[Dataset items]
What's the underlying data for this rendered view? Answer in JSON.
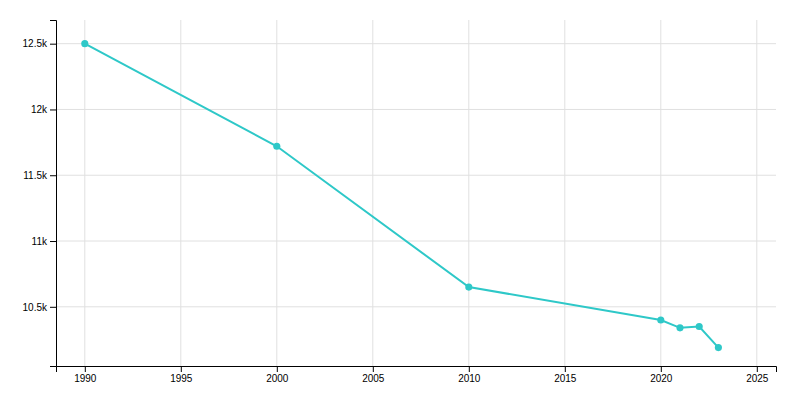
{
  "chart_data": {
    "type": "line",
    "x": [
      1990,
      2000,
      2010,
      2020,
      2021,
      2022,
      2023
    ],
    "values": [
      12500,
      11720,
      10650,
      10400,
      10340,
      10350,
      10190
    ],
    "color": "#2ec8c8",
    "marker": "circle",
    "xlim": [
      1988.5,
      2026
    ],
    "ylim": [
      10050,
      12680
    ],
    "xticks": [
      1990,
      1995,
      2000,
      2005,
      2010,
      2015,
      2020,
      2025
    ],
    "yticks": [
      {
        "value": 10500,
        "label": "10.5k"
      },
      {
        "value": 11000,
        "label": "11k"
      },
      {
        "value": 11500,
        "label": "11.5k"
      },
      {
        "value": 12000,
        "label": "12k"
      },
      {
        "value": 12500,
        "label": "12.5k"
      }
    ],
    "grid": true
  }
}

### SHORT PROBLEM
Count the lines that hold the string "label", and reply with that number alone.

### TASK RESPONSE
5